DATA EXTRACT Start Marker

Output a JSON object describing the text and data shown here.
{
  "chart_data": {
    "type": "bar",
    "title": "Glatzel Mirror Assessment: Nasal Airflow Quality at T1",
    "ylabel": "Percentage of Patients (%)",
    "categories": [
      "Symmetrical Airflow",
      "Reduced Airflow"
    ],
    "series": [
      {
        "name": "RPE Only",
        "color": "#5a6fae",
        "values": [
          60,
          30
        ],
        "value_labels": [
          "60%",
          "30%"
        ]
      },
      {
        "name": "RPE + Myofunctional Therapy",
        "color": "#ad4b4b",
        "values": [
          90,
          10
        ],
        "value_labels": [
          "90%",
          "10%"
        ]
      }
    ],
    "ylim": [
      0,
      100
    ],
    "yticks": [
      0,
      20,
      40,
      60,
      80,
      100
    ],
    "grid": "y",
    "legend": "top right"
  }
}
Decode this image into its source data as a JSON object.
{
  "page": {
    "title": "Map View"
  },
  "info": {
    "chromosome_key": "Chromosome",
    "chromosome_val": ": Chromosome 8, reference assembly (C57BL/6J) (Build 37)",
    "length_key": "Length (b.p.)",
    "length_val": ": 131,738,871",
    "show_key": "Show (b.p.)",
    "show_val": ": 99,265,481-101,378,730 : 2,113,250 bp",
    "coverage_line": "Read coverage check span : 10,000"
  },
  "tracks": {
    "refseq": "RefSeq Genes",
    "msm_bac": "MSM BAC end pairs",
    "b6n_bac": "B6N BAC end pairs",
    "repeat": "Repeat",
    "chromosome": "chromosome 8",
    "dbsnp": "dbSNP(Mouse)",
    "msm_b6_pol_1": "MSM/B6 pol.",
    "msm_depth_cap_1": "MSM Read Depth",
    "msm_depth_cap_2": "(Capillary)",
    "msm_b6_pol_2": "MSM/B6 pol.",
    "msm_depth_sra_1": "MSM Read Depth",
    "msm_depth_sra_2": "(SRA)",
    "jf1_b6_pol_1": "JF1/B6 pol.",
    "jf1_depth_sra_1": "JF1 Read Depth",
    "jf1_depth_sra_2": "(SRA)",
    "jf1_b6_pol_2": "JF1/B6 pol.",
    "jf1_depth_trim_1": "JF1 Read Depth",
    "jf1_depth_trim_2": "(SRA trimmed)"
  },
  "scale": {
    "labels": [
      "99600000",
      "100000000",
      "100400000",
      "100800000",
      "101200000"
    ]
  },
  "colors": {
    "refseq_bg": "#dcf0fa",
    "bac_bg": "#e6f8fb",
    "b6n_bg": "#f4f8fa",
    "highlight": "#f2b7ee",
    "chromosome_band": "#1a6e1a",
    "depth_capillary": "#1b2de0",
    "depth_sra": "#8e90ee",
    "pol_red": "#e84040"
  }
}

DATA EXTRACT End Marker

### TRY IT
Search term "title": return each line of the data that contains it.

### ANSWER
    "title": "Glatzel Mirror Assessment: Nasal Airflow Quality at T1",
    "title": "Map View"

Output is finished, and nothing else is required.